Dataset: Begin
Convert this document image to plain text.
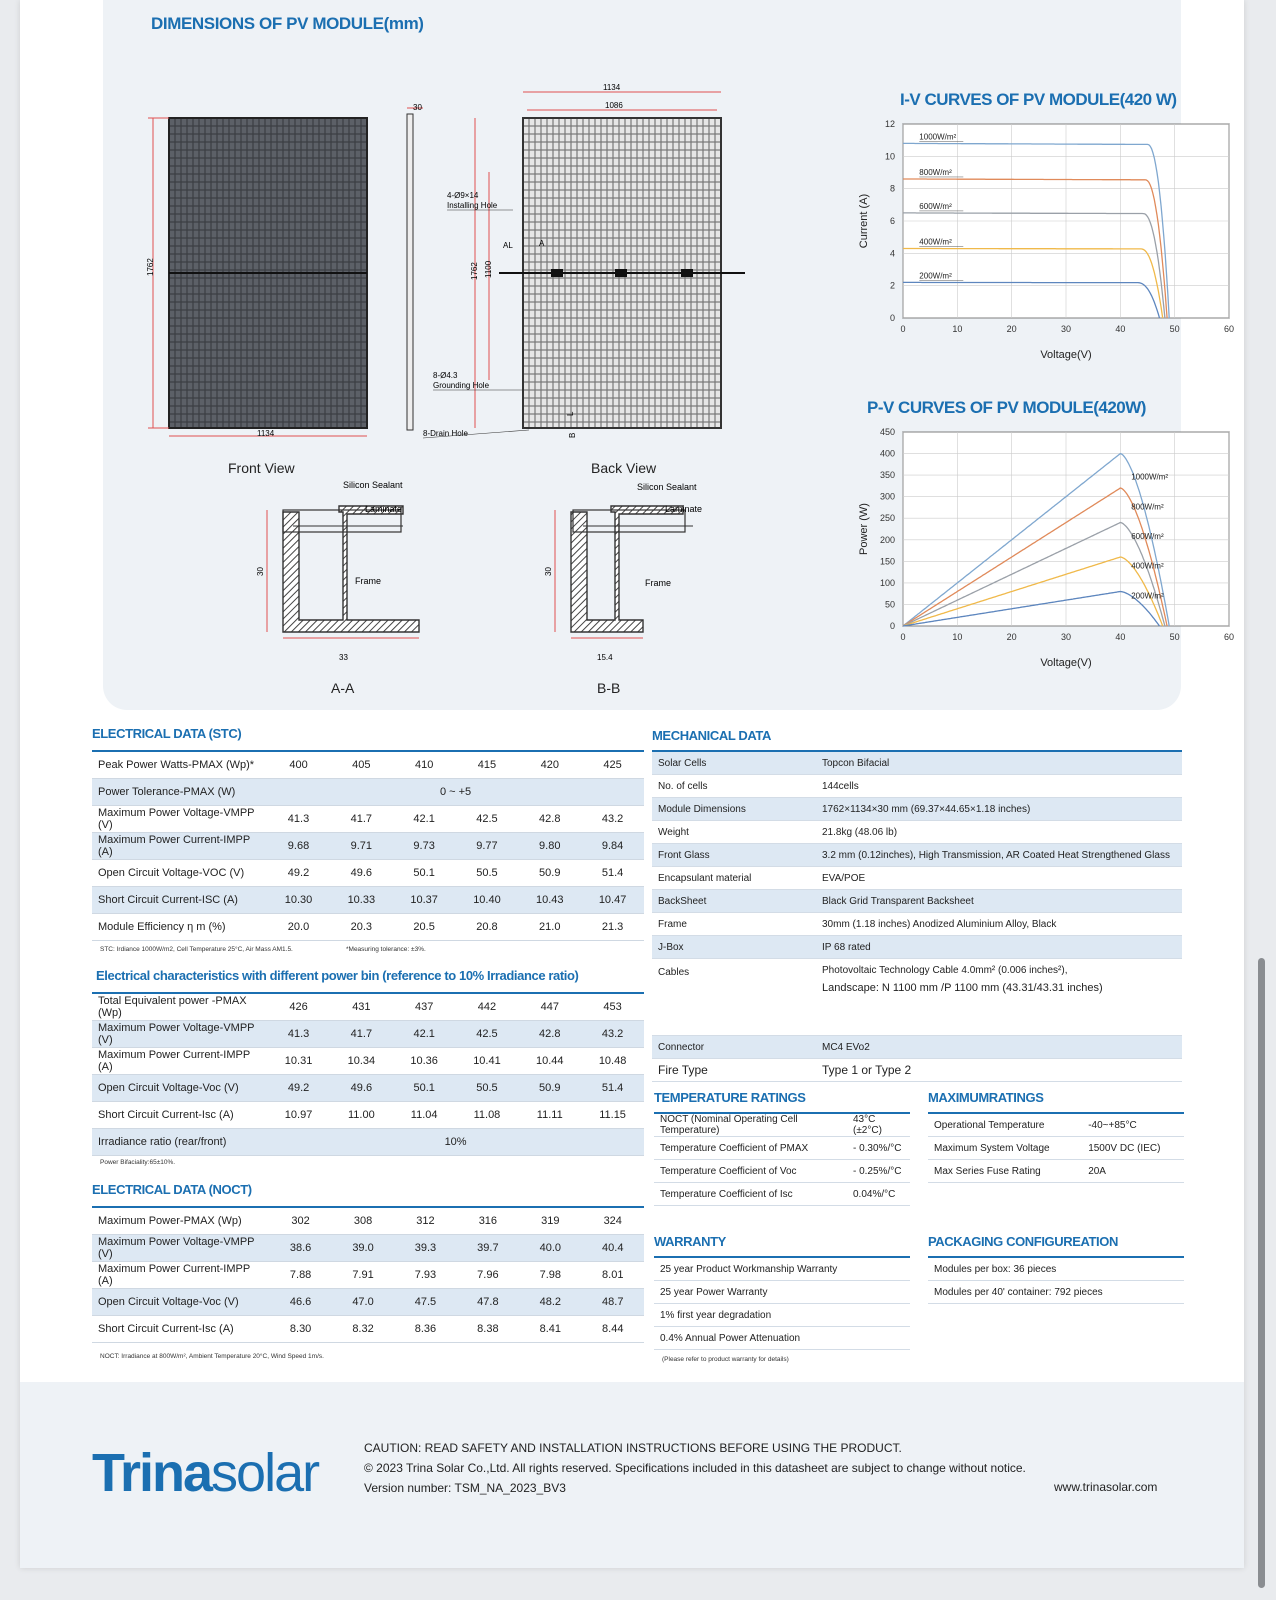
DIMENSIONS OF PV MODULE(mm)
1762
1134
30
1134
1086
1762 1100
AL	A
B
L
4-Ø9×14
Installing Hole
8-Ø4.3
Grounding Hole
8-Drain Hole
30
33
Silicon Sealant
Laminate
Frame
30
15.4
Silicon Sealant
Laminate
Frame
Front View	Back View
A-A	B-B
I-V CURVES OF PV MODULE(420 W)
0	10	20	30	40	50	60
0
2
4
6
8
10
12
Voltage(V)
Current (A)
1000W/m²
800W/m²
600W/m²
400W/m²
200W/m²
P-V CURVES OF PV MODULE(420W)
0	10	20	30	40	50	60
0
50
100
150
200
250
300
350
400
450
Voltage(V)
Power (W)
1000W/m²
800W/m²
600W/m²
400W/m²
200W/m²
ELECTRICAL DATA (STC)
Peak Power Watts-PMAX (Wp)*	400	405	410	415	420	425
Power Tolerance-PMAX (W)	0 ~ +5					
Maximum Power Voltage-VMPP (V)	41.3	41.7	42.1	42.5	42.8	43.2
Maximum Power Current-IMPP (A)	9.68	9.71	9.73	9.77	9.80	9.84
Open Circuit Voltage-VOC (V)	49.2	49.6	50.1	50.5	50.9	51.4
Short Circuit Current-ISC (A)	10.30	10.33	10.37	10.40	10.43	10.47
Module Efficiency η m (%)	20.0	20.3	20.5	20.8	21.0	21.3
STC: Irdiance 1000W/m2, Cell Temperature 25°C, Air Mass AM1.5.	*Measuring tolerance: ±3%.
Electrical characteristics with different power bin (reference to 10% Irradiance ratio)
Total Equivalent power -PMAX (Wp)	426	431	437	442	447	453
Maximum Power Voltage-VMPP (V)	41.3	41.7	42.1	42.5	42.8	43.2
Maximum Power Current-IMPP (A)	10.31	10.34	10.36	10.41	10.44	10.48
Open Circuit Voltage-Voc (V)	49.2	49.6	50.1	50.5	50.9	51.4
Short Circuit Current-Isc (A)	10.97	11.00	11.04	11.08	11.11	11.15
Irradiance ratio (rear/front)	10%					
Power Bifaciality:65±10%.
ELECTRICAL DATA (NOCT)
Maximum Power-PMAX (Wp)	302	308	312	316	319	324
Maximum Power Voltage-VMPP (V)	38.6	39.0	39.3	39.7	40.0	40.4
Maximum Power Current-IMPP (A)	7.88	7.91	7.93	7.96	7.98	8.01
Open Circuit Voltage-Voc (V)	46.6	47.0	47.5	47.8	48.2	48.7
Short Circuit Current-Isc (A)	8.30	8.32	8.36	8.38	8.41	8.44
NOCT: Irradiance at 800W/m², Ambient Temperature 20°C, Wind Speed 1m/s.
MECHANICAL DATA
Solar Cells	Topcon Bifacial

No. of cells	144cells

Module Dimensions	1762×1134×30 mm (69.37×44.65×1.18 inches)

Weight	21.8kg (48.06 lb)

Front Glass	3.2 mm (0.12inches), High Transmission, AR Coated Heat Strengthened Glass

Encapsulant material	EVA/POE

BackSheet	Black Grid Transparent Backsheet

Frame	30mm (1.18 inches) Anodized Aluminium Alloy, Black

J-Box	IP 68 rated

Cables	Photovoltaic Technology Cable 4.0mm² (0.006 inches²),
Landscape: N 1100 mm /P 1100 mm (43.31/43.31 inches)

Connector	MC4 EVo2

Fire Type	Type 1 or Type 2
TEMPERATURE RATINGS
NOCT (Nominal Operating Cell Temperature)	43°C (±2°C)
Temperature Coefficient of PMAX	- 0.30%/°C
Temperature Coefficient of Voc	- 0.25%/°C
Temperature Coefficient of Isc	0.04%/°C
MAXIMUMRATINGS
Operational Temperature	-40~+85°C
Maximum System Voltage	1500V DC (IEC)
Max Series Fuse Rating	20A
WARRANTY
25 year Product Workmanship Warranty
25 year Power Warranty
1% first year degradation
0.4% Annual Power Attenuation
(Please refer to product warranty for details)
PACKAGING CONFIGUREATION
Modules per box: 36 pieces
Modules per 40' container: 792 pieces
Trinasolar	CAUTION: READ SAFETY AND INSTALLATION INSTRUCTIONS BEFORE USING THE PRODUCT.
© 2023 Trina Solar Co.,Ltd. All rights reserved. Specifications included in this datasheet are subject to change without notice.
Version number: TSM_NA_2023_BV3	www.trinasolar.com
Dataset: End
Dataset: Begin
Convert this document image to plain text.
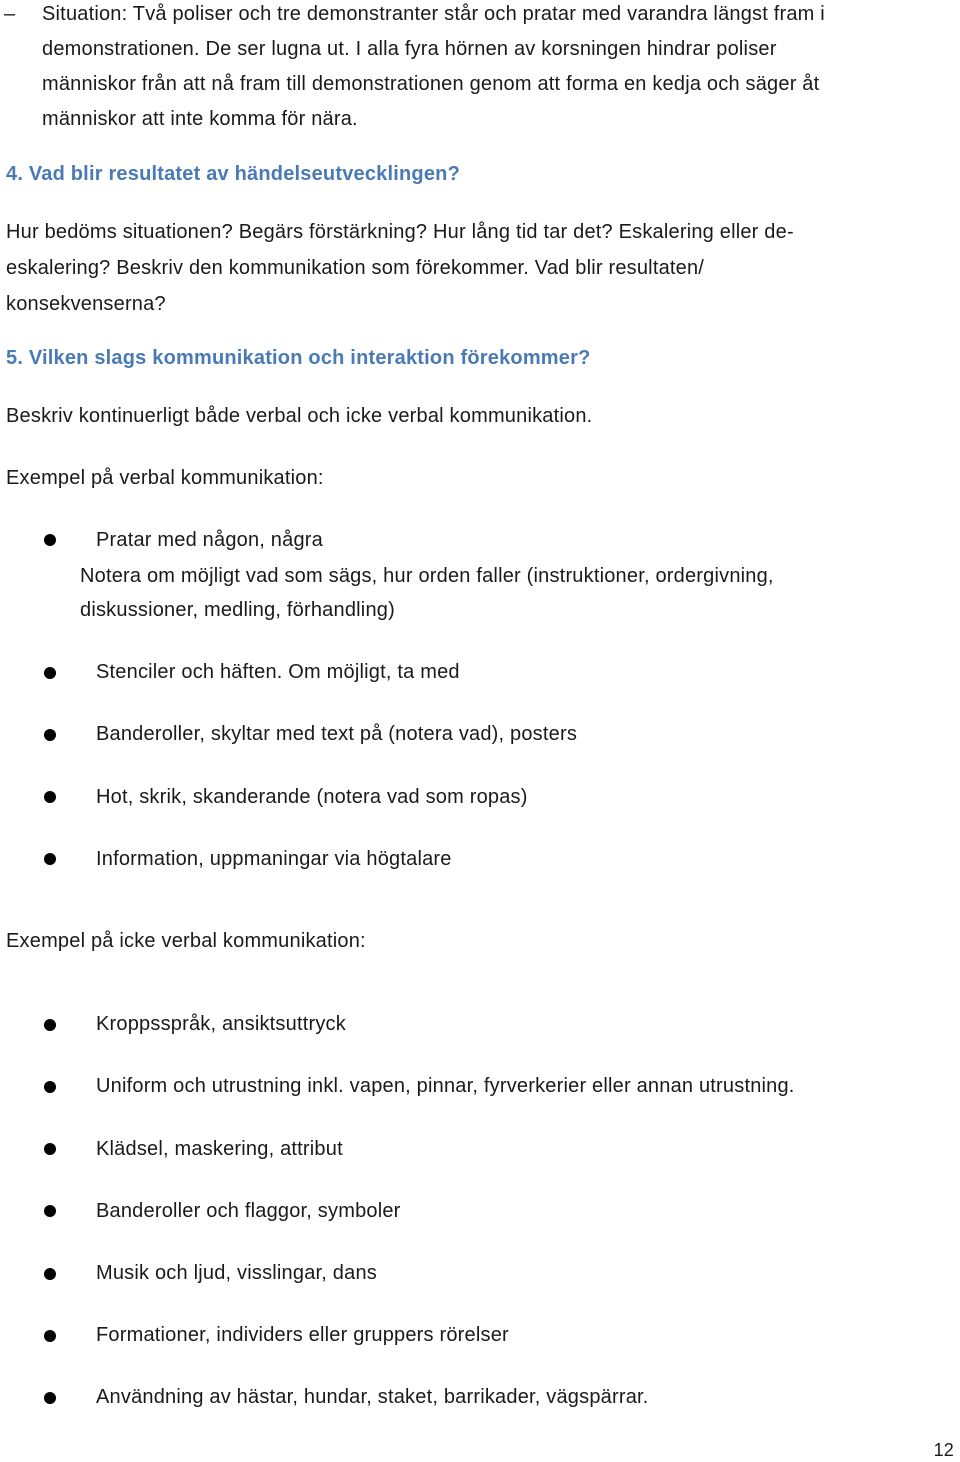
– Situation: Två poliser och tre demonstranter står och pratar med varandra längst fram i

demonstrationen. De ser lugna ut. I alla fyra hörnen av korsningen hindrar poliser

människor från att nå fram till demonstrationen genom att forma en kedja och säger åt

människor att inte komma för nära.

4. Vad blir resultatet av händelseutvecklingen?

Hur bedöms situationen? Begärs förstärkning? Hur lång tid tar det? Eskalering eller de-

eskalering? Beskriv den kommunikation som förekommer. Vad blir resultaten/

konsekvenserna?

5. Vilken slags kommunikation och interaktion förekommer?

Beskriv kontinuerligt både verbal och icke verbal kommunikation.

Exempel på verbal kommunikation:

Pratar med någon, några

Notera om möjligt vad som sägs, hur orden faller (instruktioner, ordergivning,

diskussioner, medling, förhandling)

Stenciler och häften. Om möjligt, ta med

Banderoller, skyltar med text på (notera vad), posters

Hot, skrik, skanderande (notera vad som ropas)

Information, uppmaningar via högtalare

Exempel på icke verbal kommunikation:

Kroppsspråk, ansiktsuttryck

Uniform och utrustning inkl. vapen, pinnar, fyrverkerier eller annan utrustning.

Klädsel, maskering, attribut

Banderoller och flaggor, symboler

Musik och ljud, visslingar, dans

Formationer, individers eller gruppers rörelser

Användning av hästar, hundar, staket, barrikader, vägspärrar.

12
Dataset: End
Task to carry out: Determine how many of the lines above include the word "Short", then give that number and nothing else.

Answer: 3